** start **

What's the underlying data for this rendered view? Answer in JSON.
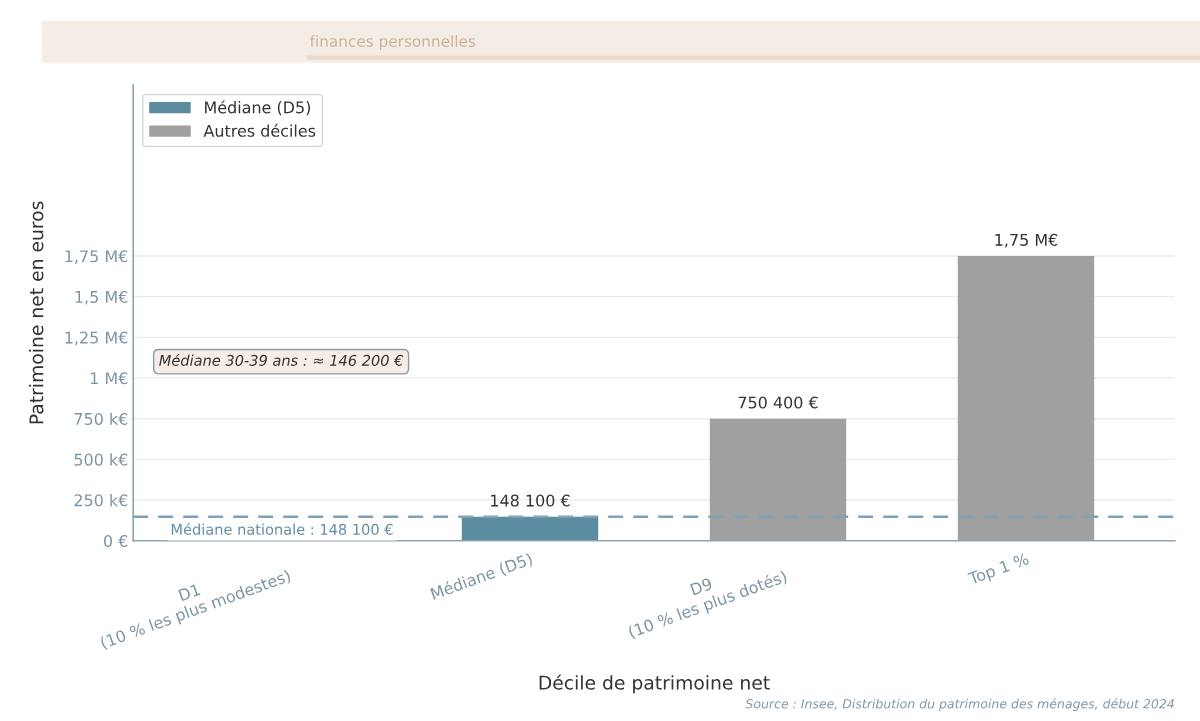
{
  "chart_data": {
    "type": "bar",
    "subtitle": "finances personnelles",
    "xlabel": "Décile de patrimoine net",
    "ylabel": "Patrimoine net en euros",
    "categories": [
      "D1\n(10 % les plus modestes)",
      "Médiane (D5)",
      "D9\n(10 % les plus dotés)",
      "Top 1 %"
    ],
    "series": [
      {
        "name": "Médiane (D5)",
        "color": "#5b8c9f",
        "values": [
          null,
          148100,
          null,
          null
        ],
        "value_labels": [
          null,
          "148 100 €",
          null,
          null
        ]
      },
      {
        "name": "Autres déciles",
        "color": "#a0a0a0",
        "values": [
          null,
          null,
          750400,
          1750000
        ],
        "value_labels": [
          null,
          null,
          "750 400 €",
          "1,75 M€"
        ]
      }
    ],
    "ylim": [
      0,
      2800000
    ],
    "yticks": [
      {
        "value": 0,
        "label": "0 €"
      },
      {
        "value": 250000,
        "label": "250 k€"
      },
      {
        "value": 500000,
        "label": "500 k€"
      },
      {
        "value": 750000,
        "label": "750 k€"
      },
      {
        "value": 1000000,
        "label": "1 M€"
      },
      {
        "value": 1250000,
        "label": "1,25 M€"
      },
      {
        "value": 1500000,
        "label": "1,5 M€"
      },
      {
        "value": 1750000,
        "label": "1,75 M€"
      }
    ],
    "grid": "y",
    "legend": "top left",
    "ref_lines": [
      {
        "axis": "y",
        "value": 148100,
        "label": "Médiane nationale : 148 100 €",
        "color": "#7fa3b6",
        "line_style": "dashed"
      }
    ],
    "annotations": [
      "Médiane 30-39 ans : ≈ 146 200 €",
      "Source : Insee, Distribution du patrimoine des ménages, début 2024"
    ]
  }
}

** end **

To be done → Which lines hold the word "name"? Copy all of them.

Solution below →
        "name": "Médiane (D5)",
        "name": "Autres déciles",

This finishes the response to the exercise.